WRITTEN INSTRUCTION:
Please write the listing below out again exactly, leaving every picture behind.

[A block of data]
>>>>>

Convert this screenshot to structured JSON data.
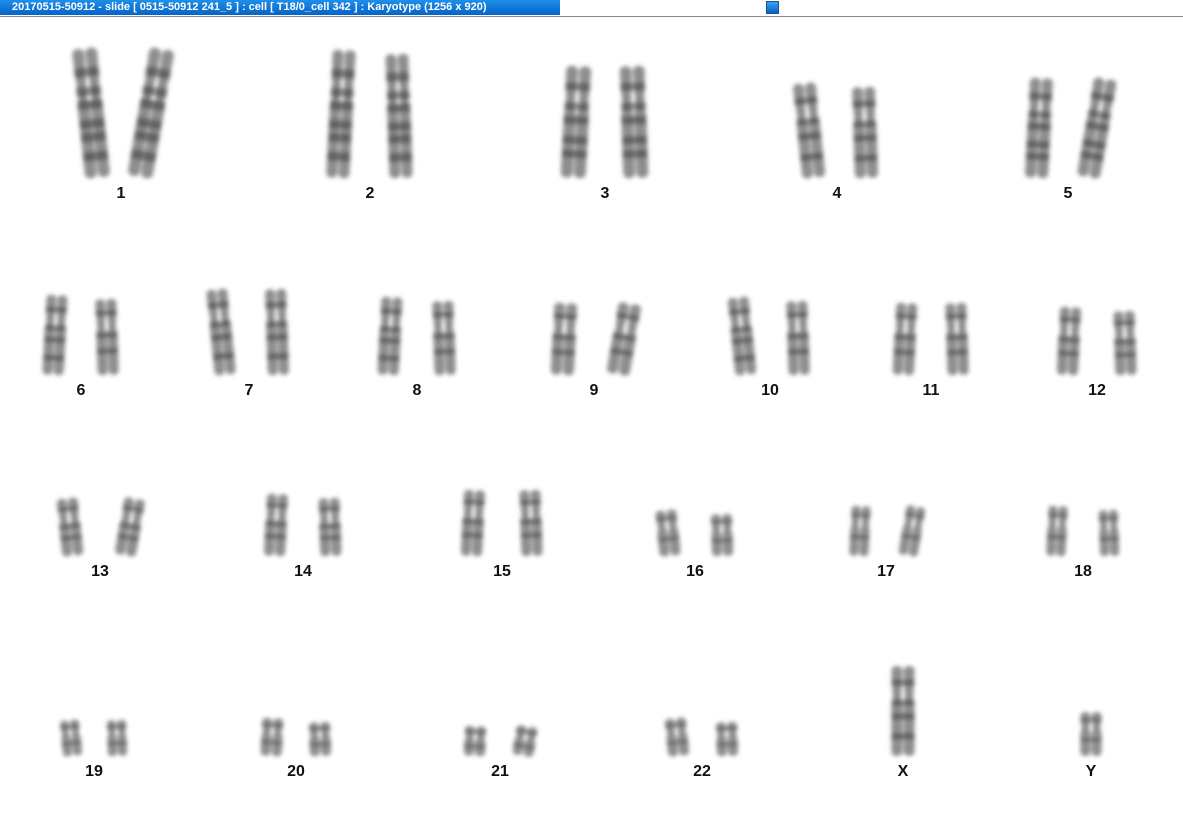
{
  "window": {
    "title": "20170515-50912 - slide [ 0515-50912 241_5 ] : cell [ T18/0_cell 342 ] : Karyotype  (1256 x 920)"
  },
  "karyotype": {
    "chromosomes": [
      "1",
      "2",
      "3",
      "4",
      "5",
      "6",
      "7",
      "8",
      "9",
      "10",
      "11",
      "12",
      "13",
      "14",
      "15",
      "16",
      "17",
      "18",
      "19",
      "20",
      "21",
      "22",
      "X",
      "Y"
    ]
  },
  "colors": {
    "title_bar": "#0563c9",
    "chromosome": "#7a7a7a",
    "band": "#3c3c3c"
  }
}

<<<<<

COMPLETED TASK:
Convert this screenshot to structured JSON data.
{
  "window": {
    "title": "20170515-50912 - slide [ 0515-50912 241_5 ] : cell [ T18/0_cell 342 ] : Karyotype  (1256 x 920)"
  },
  "karyotype": {
    "chromosomes": [
      "1",
      "2",
      "3",
      "4",
      "5",
      "6",
      "7",
      "8",
      "9",
      "10",
      "11",
      "12",
      "13",
      "14",
      "15",
      "16",
      "17",
      "18",
      "19",
      "20",
      "21",
      "22",
      "X",
      "Y"
    ]
  },
  "colors": {
    "title_bar": "#0563c9",
    "chromosome": "#7a7a7a",
    "band": "#3c3c3c"
  }
}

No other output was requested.